__Given task__:
Keep the pictures out of the copy and repeat the records exactly.

++++ The input

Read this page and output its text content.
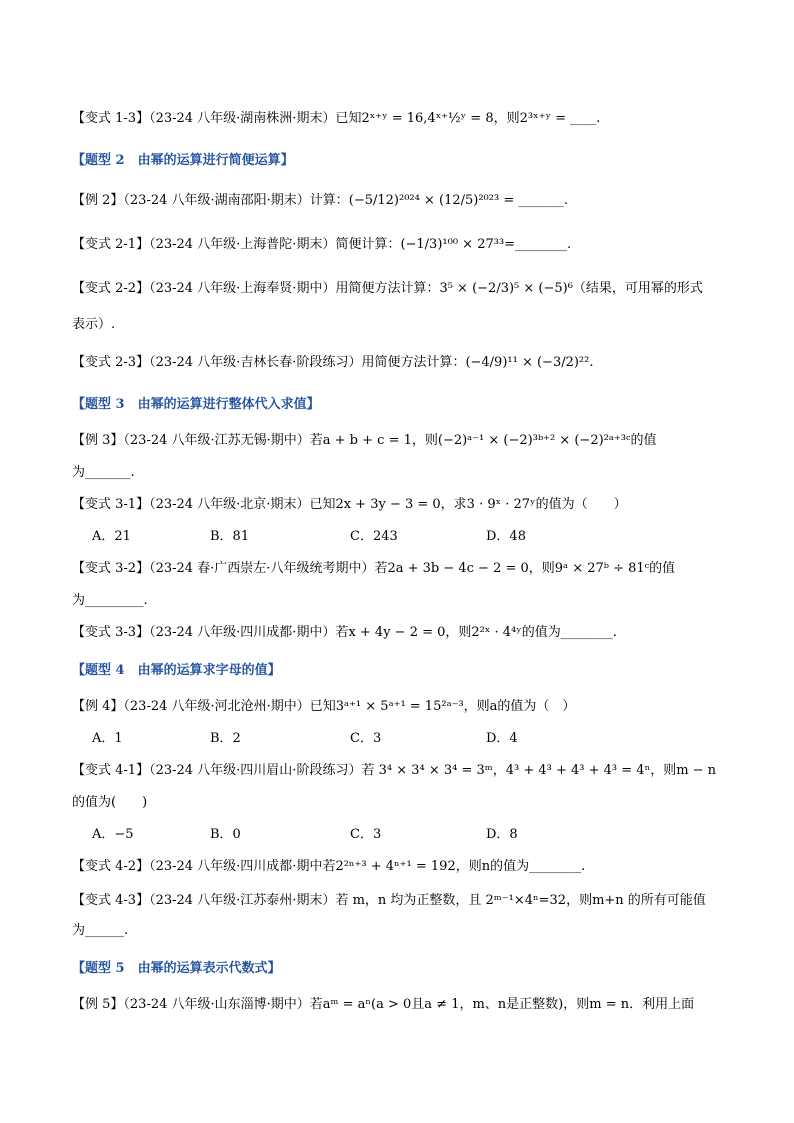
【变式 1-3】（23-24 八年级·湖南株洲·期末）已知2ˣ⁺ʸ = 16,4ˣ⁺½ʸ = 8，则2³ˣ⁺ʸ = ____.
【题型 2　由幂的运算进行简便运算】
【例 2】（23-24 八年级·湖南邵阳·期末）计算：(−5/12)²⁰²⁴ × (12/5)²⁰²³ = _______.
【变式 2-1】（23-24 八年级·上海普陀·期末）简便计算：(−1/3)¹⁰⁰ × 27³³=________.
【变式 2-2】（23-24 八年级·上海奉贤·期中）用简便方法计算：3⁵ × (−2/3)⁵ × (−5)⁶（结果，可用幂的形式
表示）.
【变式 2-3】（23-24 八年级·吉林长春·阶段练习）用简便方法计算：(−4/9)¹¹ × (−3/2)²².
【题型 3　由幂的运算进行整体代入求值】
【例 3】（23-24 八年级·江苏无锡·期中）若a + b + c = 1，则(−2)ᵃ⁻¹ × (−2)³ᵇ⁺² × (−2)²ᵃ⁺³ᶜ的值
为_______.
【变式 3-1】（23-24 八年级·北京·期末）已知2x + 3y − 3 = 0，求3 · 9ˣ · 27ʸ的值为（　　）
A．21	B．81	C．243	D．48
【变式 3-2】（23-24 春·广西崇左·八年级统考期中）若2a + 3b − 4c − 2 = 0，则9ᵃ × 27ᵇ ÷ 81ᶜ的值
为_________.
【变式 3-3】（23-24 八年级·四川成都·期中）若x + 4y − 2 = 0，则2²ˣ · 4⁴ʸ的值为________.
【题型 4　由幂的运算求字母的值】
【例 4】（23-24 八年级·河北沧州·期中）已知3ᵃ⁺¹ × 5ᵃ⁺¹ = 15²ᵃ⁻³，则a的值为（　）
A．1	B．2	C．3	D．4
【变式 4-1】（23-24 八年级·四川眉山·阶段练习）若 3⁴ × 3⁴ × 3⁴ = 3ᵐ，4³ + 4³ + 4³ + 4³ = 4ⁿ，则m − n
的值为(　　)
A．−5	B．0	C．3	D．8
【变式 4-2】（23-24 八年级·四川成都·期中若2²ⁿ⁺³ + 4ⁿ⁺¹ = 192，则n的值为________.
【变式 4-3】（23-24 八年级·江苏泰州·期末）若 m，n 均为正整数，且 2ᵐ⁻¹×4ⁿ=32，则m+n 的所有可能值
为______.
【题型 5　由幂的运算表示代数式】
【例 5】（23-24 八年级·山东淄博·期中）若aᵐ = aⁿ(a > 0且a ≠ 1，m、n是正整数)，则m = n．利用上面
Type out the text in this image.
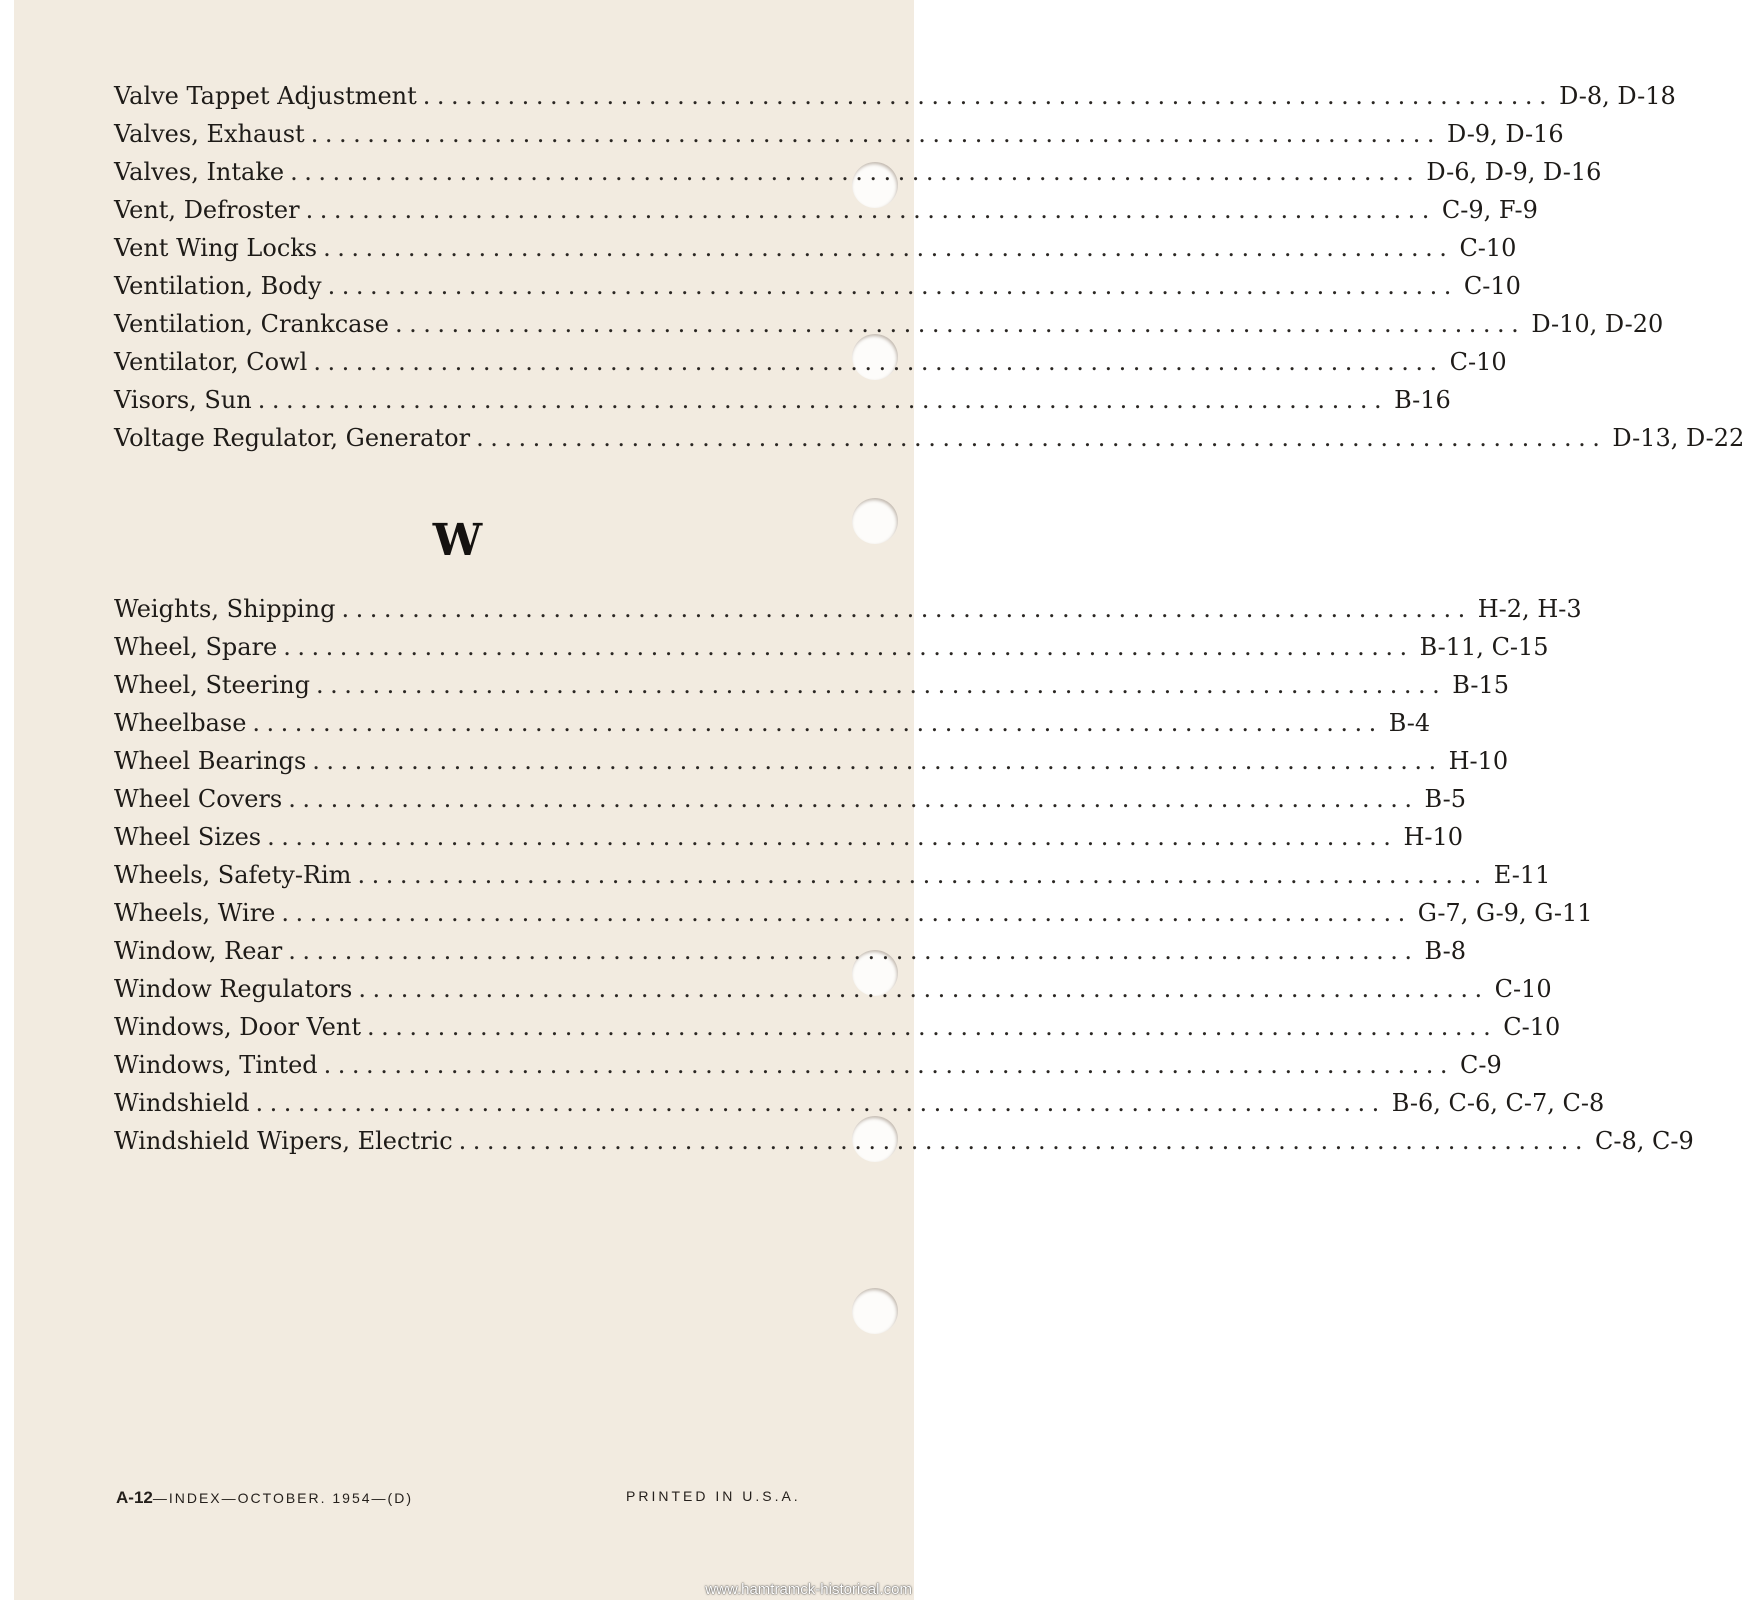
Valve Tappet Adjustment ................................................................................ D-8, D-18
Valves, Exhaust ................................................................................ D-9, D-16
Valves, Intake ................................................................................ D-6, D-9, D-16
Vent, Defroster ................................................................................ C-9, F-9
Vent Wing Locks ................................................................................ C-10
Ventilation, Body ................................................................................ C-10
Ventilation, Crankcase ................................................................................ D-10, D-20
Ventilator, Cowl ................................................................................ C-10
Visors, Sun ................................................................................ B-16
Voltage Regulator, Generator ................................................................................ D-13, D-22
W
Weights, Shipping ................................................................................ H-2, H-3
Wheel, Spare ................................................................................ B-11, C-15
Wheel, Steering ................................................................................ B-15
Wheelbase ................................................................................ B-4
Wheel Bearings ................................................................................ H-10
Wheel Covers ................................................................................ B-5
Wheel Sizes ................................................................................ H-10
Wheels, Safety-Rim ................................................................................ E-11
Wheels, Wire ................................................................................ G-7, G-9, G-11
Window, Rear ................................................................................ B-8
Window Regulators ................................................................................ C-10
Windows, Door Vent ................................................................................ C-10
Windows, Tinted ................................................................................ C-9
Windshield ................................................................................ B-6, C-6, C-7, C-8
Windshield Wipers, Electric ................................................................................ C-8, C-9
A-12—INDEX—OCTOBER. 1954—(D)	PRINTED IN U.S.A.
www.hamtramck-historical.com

++++++++

__Task answer__:
Read this page and output its text content.
【变式 1-3】（23-24 八年级·湖南株洲·期末）已知2ˣ⁺ʸ = 16,4ˣ⁺½ʸ = 8，则2³ˣ⁺ʸ = ____.
【题型 2　由幂的运算进行简便运算】
【例 2】（23-24 八年级·湖南邵阳·期末）计算：(−5/12)²⁰²⁴ × (12/5)²⁰²³ = _______.
【变式 2-1】（23-24 八年级·上海普陀·期末）简便计算：(−1/3)¹⁰⁰ × 27³³=________.
【变式 2-2】（23-24 八年级·上海奉贤·期中）用简便方法计算：3⁵ × (−2/3)⁵ × (−5)⁶（结果，可用幂的形式
表示）.
【变式 2-3】（23-24 八年级·吉林长春·阶段练习）用简便方法计算：(−4/9)¹¹ × (−3/2)²².
【题型 3　由幂的运算进行整体代入求值】
【例 3】（23-24 八年级·江苏无锡·期中）若a + b + c = 1，则(−2)ᵃ⁻¹ × (−2)³ᵇ⁺² × (−2)²ᵃ⁺³ᶜ的值
为_______.
【变式 3-1】（23-24 八年级·北京·期末）已知2x + 3y − 3 = 0，求3 · 9ˣ · 27ʸ的值为（　　）
A．21	B．81	C．243	D．48
【变式 3-2】（23-24 春·广西崇左·八年级统考期中）若2a + 3b − 4c − 2 = 0，则9ᵃ × 27ᵇ ÷ 81ᶜ的值
为_________.
【变式 3-3】（23-24 八年级·四川成都·期中）若x + 4y − 2 = 0，则2²ˣ · 4⁴ʸ的值为________.
【题型 4　由幂的运算求字母的值】
【例 4】（23-24 八年级·河北沧州·期中）已知3ᵃ⁺¹ × 5ᵃ⁺¹ = 15²ᵃ⁻³，则a的值为（　）
A．1	B．2	C．3	D．4
【变式 4-1】（23-24 八年级·四川眉山·阶段练习）若 3⁴ × 3⁴ × 3⁴ = 3ᵐ，4³ + 4³ + 4³ + 4³ = 4ⁿ，则m − n
的值为(　　)
A．−5	B．0	C．3	D．8
【变式 4-2】（23-24 八年级·四川成都·期中若2²ⁿ⁺³ + 4ⁿ⁺¹ = 192，则n的值为________.
【变式 4-3】（23-24 八年级·江苏泰州·期末）若 m，n 均为正整数，且 2ᵐ⁻¹×4ⁿ=32，则m+n 的所有可能值
为______.
【题型 5　由幂的运算表示代数式】
【例 5】（23-24 八年级·山东淄博·期中）若aᵐ = aⁿ(a > 0且a ≠ 1，m、n是正整数)，则m = n．利用上面
Type out the text in this image.
Valve Tappet Adjustment ................................................................................ D-8, D-18
Valves, Exhaust ................................................................................ D-9, D-16
Valves, Intake ................................................................................ D-6, D-9, D-16
Vent, Defroster ................................................................................ C-9, F-9
Vent Wing Locks ................................................................................ C-10
Ventilation, Body ................................................................................ C-10
Ventilation, Crankcase ................................................................................ D-10, D-20
Ventilator, Cowl ................................................................................ C-10
Visors, Sun ................................................................................ B-16
Voltage Regulator, Generator ................................................................................ D-13, D-22
W
Weights, Shipping ................................................................................ H-2, H-3
Wheel, Spare ................................................................................ B-11, C-15
Wheel, Steering ................................................................................ B-15
Wheelbase ................................................................................ B-4
Wheel Bearings ................................................................................ H-10
Wheel Covers ................................................................................ B-5
Wheel Sizes ................................................................................ H-10
Wheels, Safety-Rim ................................................................................ E-11
Wheels, Wire ................................................................................ G-7, G-9, G-11
Window, Rear ................................................................................ B-8
Window Regulators ................................................................................ C-10
Windows, Door Vent ................................................................................ C-10
Windows, Tinted ................................................................................ C-9
Windshield ................................................................................ B-6, C-6, C-7, C-8
Windshield Wipers, Electric ................................................................................ C-8, C-9
A-12—INDEX—OCTOBER. 1954—(D)	PRINTED IN U.S.A.
www.hamtramck-historical.com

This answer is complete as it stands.